→ **TO DO**:
Are you able to retype all the records below exactly?

→ **SUPPLIED DATA**:
+++
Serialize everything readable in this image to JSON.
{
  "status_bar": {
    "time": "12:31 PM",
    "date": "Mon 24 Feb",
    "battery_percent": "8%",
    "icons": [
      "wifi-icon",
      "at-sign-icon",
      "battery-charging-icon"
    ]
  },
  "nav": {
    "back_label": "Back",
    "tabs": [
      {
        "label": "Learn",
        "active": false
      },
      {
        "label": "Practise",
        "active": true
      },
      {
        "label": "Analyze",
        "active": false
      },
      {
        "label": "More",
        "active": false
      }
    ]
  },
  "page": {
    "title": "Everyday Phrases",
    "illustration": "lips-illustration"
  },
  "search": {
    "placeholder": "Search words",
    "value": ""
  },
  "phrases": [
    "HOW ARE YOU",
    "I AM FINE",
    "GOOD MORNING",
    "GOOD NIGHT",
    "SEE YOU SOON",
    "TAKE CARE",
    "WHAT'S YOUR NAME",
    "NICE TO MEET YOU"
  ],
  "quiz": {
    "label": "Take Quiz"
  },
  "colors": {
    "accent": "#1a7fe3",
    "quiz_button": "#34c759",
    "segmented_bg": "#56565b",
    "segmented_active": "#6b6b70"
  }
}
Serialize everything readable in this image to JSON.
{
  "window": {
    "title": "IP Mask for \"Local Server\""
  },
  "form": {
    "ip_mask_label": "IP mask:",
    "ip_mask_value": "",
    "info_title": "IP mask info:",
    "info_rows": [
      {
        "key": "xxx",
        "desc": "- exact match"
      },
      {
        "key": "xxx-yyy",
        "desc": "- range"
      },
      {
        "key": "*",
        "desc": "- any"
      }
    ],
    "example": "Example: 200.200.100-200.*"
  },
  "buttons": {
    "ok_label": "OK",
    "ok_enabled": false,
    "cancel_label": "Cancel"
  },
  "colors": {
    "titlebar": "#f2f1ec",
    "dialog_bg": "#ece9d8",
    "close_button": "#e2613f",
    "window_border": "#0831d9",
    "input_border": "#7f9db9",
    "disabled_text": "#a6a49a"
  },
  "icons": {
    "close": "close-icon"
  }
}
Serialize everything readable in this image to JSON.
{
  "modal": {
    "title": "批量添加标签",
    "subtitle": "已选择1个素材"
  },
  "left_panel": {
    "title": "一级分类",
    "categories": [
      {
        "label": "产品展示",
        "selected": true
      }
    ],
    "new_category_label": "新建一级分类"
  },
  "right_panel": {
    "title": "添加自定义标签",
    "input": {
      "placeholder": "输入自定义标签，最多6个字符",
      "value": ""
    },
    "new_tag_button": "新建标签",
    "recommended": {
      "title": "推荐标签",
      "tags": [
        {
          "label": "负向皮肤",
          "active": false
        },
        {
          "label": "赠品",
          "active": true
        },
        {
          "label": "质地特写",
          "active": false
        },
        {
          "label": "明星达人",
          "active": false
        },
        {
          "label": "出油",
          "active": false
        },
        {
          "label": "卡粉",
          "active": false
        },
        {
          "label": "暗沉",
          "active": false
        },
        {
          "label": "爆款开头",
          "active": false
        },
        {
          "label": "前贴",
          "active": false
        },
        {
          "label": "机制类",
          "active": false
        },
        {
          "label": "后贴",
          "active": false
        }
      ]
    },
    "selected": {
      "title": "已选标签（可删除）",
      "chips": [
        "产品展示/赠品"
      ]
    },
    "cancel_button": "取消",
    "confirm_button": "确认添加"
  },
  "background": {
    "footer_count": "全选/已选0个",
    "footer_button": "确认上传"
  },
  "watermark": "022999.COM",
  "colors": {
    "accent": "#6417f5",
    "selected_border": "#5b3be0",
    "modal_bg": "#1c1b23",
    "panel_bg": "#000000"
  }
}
+++
→ **ANSWER BELOW**:
Serialize everything readable in this image to JSON.
{
  "status_bar": {
    "time": "12:31 PM",
    "date": "Mon 24 Feb",
    "battery_percent": "8%",
    "icons": [
      "wifi-icon",
      "at-sign-icon",
      "battery-charging-icon"
    ]
  },
  "nav": {
    "back_label": "Back",
    "tabs": [
      {
        "label": "Learn",
        "active": false
      },
      {
        "label": "Practise",
        "active": true
      },
      {
        "label": "Analyze",
        "active": false
      },
      {
        "label": "More",
        "active": false
      }
    ]
  },
  "page": {
    "title": "Everyday Phrases",
    "illustration": "lips-illustration"
  },
  "search": {
    "placeholder": "Search words",
    "value": ""
  },
  "phrases": [
    "HOW ARE YOU",
    "I AM FINE",
    "GOOD MORNING",
    "GOOD NIGHT",
    "SEE YOU SOON",
    "TAKE CARE",
    "WHAT'S YOUR NAME",
    "NICE TO MEET YOU"
  ],
  "quiz": {
    "label": "Take Quiz"
  },
  "colors": {
    "accent": "#1a7fe3",
    "quiz_button": "#34c759",
    "segmented_bg": "#56565b",
    "segmented_active": "#6b6b70"
  }
}
Serialize everything readable in this image to JSON.
{
  "window": {
    "title": "IP Mask for \"Local Server\""
  },
  "form": {
    "ip_mask_label": "IP mask:",
    "ip_mask_value": "",
    "info_title": "IP mask info:",
    "info_rows": [
      {
        "key": "xxx",
        "desc": "- exact match"
      },
      {
        "key": "xxx-yyy",
        "desc": "- range"
      },
      {
        "key": "*",
        "desc": "- any"
      }
    ],
    "example": "Example: 200.200.100-200.*"
  },
  "buttons": {
    "ok_label": "OK",
    "ok_enabled": false,
    "cancel_label": "Cancel"
  },
  "colors": {
    "titlebar": "#f2f1ec",
    "dialog_bg": "#ece9d8",
    "close_button": "#e2613f",
    "window_border": "#0831d9",
    "input_border": "#7f9db9",
    "disabled_text": "#a6a49a"
  },
  "icons": {
    "close": "close-icon"
  }
}
Serialize everything readable in this image to JSON.
{
  "modal": {
    "title": "批量添加标签",
    "subtitle": "已选择1个素材"
  },
  "left_panel": {
    "title": "一级分类",
    "categories": [
      {
        "label": "产品展示",
        "selected": true
      }
    ],
    "new_category_label": "新建一级分类"
  },
  "right_panel": {
    "title": "添加自定义标签",
    "input": {
      "placeholder": "输入自定义标签，最多6个字符",
      "value": ""
    },
    "new_tag_button": "新建标签",
    "recommended": {
      "title": "推荐标签",
      "tags": [
        {
          "label": "负向皮肤",
          "active": false
        },
        {
          "label": "赠品",
          "active": true
        },
        {
          "label": "质地特写",
          "active": false
        },
        {
          "label": "明星达人",
          "active": false
        },
        {
          "label": "出油",
          "active": false
        },
        {
          "label": "卡粉",
          "active": false
        },
        {
          "label": "暗沉",
          "active": false
        },
        {
          "label": "爆款开头",
          "active": false
        },
        {
          "label": "前贴",
          "active": false
        },
        {
          "label": "机制类",
          "active": false
        },
        {
          "label": "后贴",
          "active": false
        }
      ]
    },
    "selected": {
      "title": "已选标签（可删除）",
      "chips": [
        "产品展示/赠品"
      ]
    },
    "cancel_button": "取消",
    "confirm_button": "确认添加"
  },
  "background": {
    "footer_count": "全选/已选0个",
    "footer_button": "确认上传"
  },
  "watermark": "022999.COM",
  "colors": {
    "accent": "#6417f5",
    "selected_border": "#5b3be0",
    "modal_bg": "#1c1b23",
    "panel_bg": "#000000"
  }
}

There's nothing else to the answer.